EXERCISE AIM - Copy out each line of the material below that holds the string "GOES".

INPUT ROWS -
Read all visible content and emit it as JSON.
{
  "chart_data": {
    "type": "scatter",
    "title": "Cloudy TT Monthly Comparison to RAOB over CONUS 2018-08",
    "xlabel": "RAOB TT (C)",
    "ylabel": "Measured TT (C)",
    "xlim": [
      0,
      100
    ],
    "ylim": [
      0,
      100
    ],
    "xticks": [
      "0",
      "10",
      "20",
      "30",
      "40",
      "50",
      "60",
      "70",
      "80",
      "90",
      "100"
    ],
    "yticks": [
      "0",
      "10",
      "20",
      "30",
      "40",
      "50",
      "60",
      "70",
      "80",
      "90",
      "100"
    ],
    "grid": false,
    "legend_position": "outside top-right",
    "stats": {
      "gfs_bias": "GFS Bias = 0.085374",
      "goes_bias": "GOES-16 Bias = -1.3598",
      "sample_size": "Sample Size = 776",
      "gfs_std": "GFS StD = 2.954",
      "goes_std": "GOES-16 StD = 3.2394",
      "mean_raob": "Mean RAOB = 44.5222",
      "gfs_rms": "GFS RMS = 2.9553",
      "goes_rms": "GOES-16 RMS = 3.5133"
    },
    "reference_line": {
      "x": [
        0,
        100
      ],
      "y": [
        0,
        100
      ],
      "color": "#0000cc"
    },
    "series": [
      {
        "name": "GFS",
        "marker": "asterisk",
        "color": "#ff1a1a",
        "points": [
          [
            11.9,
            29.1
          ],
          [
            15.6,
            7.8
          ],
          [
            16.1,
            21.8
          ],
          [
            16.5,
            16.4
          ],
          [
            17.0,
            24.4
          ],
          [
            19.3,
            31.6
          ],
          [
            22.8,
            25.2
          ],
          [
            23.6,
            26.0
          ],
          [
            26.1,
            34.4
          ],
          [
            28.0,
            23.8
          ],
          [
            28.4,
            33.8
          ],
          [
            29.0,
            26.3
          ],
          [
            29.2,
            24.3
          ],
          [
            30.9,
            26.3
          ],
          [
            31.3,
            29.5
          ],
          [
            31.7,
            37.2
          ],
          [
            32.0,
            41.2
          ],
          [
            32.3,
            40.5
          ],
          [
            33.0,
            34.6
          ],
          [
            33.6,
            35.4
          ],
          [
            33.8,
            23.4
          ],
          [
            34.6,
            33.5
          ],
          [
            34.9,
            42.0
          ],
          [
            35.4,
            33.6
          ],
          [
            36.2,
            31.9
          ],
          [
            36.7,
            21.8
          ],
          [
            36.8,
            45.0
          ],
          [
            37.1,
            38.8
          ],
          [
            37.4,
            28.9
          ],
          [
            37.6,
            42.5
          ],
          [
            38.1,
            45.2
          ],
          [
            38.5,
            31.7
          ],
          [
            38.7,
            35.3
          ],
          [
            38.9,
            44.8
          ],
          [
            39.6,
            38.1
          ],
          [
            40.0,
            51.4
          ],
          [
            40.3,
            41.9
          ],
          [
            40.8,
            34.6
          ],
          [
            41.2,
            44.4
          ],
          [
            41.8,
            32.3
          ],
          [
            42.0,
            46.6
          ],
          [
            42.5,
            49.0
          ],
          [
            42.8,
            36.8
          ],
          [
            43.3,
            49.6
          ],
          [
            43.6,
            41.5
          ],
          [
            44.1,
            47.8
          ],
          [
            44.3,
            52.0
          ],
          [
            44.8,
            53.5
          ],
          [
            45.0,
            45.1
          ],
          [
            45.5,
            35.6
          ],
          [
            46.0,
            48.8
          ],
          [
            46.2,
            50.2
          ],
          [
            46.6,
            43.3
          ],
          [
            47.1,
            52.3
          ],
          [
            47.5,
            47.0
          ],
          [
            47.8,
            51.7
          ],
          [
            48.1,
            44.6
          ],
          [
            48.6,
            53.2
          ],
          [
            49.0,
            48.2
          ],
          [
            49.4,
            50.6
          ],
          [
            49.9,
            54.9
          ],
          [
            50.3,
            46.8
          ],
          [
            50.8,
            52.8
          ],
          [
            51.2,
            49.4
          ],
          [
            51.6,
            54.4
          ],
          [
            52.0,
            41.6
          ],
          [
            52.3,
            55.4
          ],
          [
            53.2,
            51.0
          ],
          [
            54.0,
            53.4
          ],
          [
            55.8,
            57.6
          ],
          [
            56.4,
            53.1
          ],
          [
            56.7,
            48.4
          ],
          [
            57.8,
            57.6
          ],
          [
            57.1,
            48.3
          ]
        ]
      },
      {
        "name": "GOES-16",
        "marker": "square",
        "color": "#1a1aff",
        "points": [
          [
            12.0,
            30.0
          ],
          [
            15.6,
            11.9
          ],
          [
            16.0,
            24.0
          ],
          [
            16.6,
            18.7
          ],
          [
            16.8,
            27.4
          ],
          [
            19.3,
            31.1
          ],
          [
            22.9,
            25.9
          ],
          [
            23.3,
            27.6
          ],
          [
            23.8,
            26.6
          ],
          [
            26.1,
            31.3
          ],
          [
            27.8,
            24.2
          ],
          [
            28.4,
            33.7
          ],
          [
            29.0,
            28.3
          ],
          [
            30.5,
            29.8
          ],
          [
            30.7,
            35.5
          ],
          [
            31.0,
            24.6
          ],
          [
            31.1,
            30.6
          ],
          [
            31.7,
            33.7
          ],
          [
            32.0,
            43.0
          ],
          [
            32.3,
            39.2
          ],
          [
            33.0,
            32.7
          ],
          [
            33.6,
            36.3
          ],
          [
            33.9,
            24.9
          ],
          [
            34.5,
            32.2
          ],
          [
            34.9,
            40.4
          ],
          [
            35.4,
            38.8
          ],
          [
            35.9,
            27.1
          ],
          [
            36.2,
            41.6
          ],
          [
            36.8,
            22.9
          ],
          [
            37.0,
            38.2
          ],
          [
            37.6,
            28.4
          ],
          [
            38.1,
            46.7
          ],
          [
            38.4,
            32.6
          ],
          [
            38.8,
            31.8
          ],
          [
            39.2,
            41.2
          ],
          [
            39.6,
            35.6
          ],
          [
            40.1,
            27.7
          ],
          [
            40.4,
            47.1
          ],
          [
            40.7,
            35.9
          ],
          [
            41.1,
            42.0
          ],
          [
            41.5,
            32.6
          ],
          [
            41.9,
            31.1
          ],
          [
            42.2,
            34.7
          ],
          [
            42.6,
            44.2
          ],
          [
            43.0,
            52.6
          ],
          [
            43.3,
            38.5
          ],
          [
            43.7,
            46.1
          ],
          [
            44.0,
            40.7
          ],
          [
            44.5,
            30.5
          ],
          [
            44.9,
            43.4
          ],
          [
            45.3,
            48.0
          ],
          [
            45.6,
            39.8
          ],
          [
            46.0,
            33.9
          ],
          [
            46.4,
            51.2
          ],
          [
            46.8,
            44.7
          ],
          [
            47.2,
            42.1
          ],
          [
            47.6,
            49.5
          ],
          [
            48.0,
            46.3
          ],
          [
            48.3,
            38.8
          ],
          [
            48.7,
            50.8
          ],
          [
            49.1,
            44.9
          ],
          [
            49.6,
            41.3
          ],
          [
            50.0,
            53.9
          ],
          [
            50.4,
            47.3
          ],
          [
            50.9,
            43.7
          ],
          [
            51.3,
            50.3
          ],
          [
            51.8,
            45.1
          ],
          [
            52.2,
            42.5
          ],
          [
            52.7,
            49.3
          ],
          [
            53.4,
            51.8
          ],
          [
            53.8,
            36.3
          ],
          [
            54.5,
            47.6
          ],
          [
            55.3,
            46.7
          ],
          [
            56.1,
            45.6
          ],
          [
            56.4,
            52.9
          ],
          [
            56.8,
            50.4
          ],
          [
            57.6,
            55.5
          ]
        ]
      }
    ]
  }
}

SOLUTION FOR THIS PROBLEM -
      "goes_bias": "GOES-16 Bias = -1.3598",
      "goes_std": "GOES-16 StD = 3.2394",
      "goes_rms": "GOES-16 RMS = 3.5133"
        "name": "GOES-16",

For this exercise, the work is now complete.